TASK TO COMPLETE
Your task is to count the lines of the entries below that include the word "label" and to give only the resulting number.

Rows from a figure dataset:
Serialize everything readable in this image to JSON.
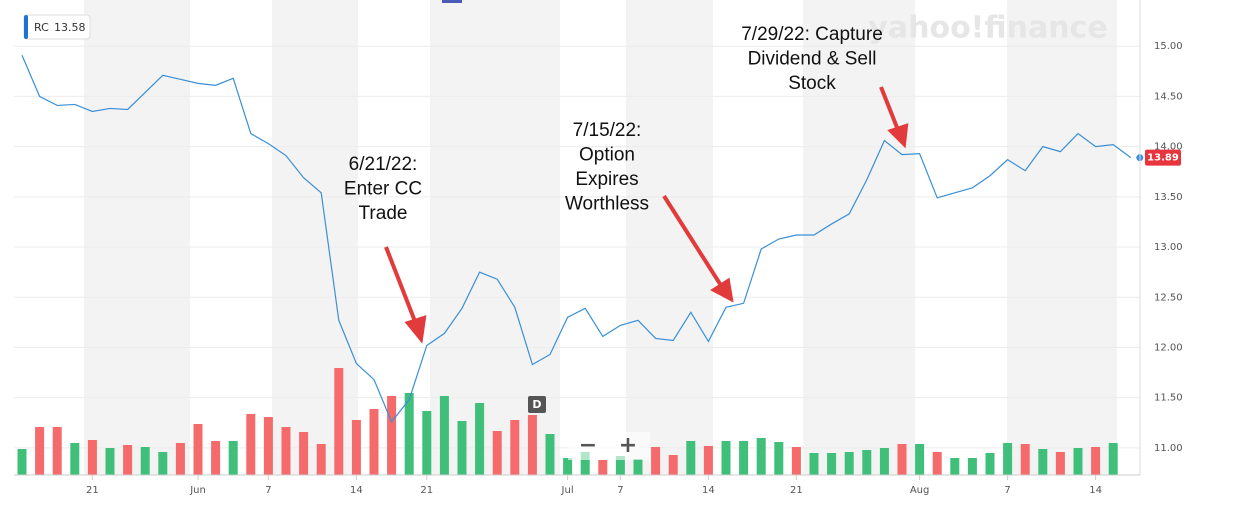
{
  "chart_data": {
    "type": "line",
    "legend_symbol": "RC",
    "legend_value": 13.58,
    "watermark": "yahoo!finance",
    "marker_letter": "D",
    "zoom_out": "−",
    "zoom_in": "+",
    "categories": [
      null,
      null,
      null,
      null,
      "21",
      null,
      null,
      null,
      null,
      null,
      "Jun",
      null,
      null,
      null,
      "7",
      null,
      null,
      null,
      null,
      "14",
      null,
      null,
      null,
      "21",
      null,
      null,
      null,
      null,
      null,
      null,
      null,
      "Jul",
      null,
      null,
      "7",
      null,
      null,
      null,
      null,
      "14",
      null,
      null,
      null,
      null,
      "21",
      null,
      null,
      null,
      null,
      null,
      null,
      "Aug",
      null,
      null,
      null,
      null,
      "7",
      null,
      null,
      null,
      null,
      "14",
      null,
      null
    ],
    "series": [
      {
        "name": "RC",
        "color": "#3a8fd8",
        "values": [
          14.91,
          14.5,
          14.41,
          14.42,
          14.35,
          14.38,
          14.37,
          14.54,
          14.71,
          14.67,
          14.63,
          14.61,
          14.68,
          14.13,
          14.03,
          13.91,
          13.69,
          13.54,
          12.27,
          11.84,
          11.68,
          11.26,
          11.48,
          12.02,
          12.14,
          12.39,
          12.75,
          12.68,
          12.4,
          11.83,
          11.93,
          12.3,
          12.39,
          12.11,
          12.22,
          12.27,
          12.09,
          12.07,
          12.35,
          12.06,
          12.4,
          12.44,
          12.98,
          13.08,
          13.12,
          13.12,
          13.23,
          13.33,
          13.67,
          14.06,
          13.92,
          13.93,
          13.49,
          13.54,
          13.59,
          13.71,
          13.87,
          13.76,
          14.0,
          13.95,
          14.13,
          14.0,
          14.02,
          13.89
        ]
      }
    ],
    "volume": {
      "up_color": "#3fbf7a",
      "down_color": "#f56a6a",
      "values": [
        26,
        48,
        48,
        32,
        35,
        27,
        30,
        28,
        23,
        32,
        51,
        34,
        34,
        61,
        58,
        48,
        43,
        31,
        107,
        55,
        66,
        79,
        82,
        64,
        79,
        54,
        72,
        44,
        55,
        60,
        41,
        17,
        23,
        15,
        19,
        16,
        28,
        20,
        34,
        29,
        34,
        34,
        37,
        33,
        28,
        22,
        22,
        23,
        25,
        27,
        31,
        31,
        23,
        17,
        17,
        22,
        32,
        31,
        26,
        23,
        27,
        28,
        32,
        null
      ],
      "up": [
        true,
        false,
        false,
        true,
        false,
        true,
        false,
        true,
        true,
        false,
        false,
        false,
        true,
        false,
        false,
        false,
        false,
        false,
        false,
        false,
        false,
        false,
        true,
        true,
        true,
        true,
        true,
        false,
        false,
        false,
        true,
        true,
        true,
        false,
        true,
        true,
        false,
        false,
        true,
        false,
        true,
        true,
        true,
        true,
        false,
        true,
        true,
        true,
        true,
        true,
        false,
        true,
        false,
        true,
        true,
        true,
        true,
        false,
        true,
        false,
        true,
        false,
        true,
        null
      ]
    },
    "ylim": [
      10.73,
      15.46
    ],
    "yticks": [
      {
        "value": 11,
        "label": "11.00"
      },
      {
        "value": 11.5,
        "label": "11.50"
      },
      {
        "value": 12,
        "label": "12.00"
      },
      {
        "value": 12.5,
        "label": "12.50"
      },
      {
        "value": 13,
        "label": "13.00"
      },
      {
        "value": 13.5,
        "label": "13.50"
      },
      {
        "value": 14,
        "label": "14.00"
      },
      {
        "value": 14.5,
        "label": "14.50"
      },
      {
        "value": 15,
        "label": "15.00"
      }
    ],
    "grid": true,
    "last_price_color": "#e8343c",
    "annotations": [
      {
        "lines": [
          "6/21/22:",
          "Enter CC",
          "Trade"
        ]
      },
      {
        "lines": [
          "7/15/22:",
          "Option",
          "Expires",
          "Worthless"
        ]
      },
      {
        "lines": [
          "7/29/22: Capture",
          "Dividend & Sell",
          "Stock"
        ]
      }
    ]
  }
}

FULL OUTPUT
9